*Task instructions:*
Every line from the one containing "Read this page and output its text content." to the final line of the material below must be reproduced exactly; leave out all other lines.

── Provided information ──

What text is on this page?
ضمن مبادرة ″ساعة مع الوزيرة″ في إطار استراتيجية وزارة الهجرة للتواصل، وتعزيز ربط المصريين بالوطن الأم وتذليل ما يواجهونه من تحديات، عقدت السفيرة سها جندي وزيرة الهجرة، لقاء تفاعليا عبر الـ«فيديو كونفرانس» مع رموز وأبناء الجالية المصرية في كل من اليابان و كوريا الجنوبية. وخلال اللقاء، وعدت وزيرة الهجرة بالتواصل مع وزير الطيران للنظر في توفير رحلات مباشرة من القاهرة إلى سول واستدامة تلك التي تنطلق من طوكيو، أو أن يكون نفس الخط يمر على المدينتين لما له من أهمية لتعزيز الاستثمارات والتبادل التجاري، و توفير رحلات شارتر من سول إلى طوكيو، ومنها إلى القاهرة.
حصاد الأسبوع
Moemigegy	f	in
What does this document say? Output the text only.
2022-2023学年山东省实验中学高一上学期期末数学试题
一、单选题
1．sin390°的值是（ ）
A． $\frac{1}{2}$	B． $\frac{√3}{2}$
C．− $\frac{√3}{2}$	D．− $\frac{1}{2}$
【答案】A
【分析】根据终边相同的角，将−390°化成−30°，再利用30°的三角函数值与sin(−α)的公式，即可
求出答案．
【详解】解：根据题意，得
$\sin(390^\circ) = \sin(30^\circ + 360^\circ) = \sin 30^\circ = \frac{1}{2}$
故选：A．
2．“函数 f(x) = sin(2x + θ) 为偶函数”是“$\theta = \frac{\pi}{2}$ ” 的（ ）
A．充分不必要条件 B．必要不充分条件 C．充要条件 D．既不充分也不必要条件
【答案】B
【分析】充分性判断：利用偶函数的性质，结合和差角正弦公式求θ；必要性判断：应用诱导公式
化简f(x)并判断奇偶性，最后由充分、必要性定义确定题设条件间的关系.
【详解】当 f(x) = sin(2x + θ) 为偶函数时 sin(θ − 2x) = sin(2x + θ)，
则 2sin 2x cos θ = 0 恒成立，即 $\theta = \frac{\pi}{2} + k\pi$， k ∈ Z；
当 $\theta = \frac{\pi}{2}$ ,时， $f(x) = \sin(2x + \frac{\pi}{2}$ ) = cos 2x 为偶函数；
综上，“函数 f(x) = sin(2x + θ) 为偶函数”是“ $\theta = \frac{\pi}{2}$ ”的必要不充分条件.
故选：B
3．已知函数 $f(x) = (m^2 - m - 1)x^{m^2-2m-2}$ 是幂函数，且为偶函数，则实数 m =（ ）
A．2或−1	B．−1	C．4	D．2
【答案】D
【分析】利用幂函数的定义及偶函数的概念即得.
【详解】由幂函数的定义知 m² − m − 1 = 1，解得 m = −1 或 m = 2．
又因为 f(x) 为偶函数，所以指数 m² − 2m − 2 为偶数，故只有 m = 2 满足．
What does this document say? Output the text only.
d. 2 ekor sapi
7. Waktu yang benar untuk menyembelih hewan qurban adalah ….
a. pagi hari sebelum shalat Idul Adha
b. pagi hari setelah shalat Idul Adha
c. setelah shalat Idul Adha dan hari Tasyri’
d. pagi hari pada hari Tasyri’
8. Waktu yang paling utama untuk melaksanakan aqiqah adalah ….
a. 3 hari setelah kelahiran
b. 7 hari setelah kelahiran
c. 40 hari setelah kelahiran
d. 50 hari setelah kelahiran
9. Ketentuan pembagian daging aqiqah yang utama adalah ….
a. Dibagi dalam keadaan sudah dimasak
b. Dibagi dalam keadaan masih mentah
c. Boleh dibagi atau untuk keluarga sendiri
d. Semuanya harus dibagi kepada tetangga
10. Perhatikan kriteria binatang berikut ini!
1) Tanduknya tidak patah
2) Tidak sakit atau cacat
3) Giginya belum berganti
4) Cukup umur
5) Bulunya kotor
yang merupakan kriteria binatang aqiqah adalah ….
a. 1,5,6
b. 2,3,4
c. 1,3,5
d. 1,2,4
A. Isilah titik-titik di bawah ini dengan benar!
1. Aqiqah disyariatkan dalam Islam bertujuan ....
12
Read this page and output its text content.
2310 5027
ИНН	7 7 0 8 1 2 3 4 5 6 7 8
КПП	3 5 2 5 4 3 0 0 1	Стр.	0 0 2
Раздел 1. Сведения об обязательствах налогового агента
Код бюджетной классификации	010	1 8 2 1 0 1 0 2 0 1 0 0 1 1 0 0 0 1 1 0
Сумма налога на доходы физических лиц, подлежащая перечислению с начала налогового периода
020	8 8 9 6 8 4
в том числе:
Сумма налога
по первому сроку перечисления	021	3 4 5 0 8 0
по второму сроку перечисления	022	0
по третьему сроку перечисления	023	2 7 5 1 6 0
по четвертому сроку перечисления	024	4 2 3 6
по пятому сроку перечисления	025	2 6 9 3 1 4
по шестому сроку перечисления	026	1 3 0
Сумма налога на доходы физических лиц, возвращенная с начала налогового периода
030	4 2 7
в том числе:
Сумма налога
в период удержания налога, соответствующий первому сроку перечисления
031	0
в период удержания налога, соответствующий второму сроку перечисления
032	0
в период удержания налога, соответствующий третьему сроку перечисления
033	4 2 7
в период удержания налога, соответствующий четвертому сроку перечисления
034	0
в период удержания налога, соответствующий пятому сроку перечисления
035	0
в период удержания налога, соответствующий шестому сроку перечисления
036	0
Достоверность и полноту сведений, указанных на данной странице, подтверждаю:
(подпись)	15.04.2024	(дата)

───

*Output below:*
Read this page and output its text content.
2310 5027
ИНН	7 7 0 8 1 2 3 4 5 6 7 8
КПП	3 5 2 5 4 3 0 0 1	Стр.	0 0 2
Раздел 1. Сведения об обязательствах налогового агента
Код бюджетной классификации	010	1 8 2 1 0 1 0 2 0 1 0 0 1 1 0 0 0 1 1 0
Сумма налога на доходы физических лиц, подлежащая перечислению с начала налогового периода
020	8 8 9 6 8 4
в том числе:
Сумма налога
по первому сроку перечисления	021	3 4 5 0 8 0
по второму сроку перечисления	022	0
по третьему сроку перечисления	023	2 7 5 1 6 0
по четвертому сроку перечисления	024	4 2 3 6
по пятому сроку перечисления	025	2 6 9 3 1 4
по шестому сроку перечисления	026	1 3 0
Сумма налога на доходы физических лиц, возвращенная с начала налогового периода
030	4 2 7
в том числе:
Сумма налога
в период удержания налога, соответствующий первому сроку перечисления
031	0
в период удержания налога, соответствующий второму сроку перечисления
032	0
в период удержания налога, соответствующий третьему сроку перечисления
033	4 2 7
в период удержания налога, соответствующий четвертому сроку перечисления
034	0
в период удержания налога, соответствующий пятому сроку перечисления
035	0
в период удержания налога, соответствующий шестому сроку перечисления
036	0
Достоверность и полноту сведений, указанных на данной странице, подтверждаю:
(подпись)	15.04.2024	(дата)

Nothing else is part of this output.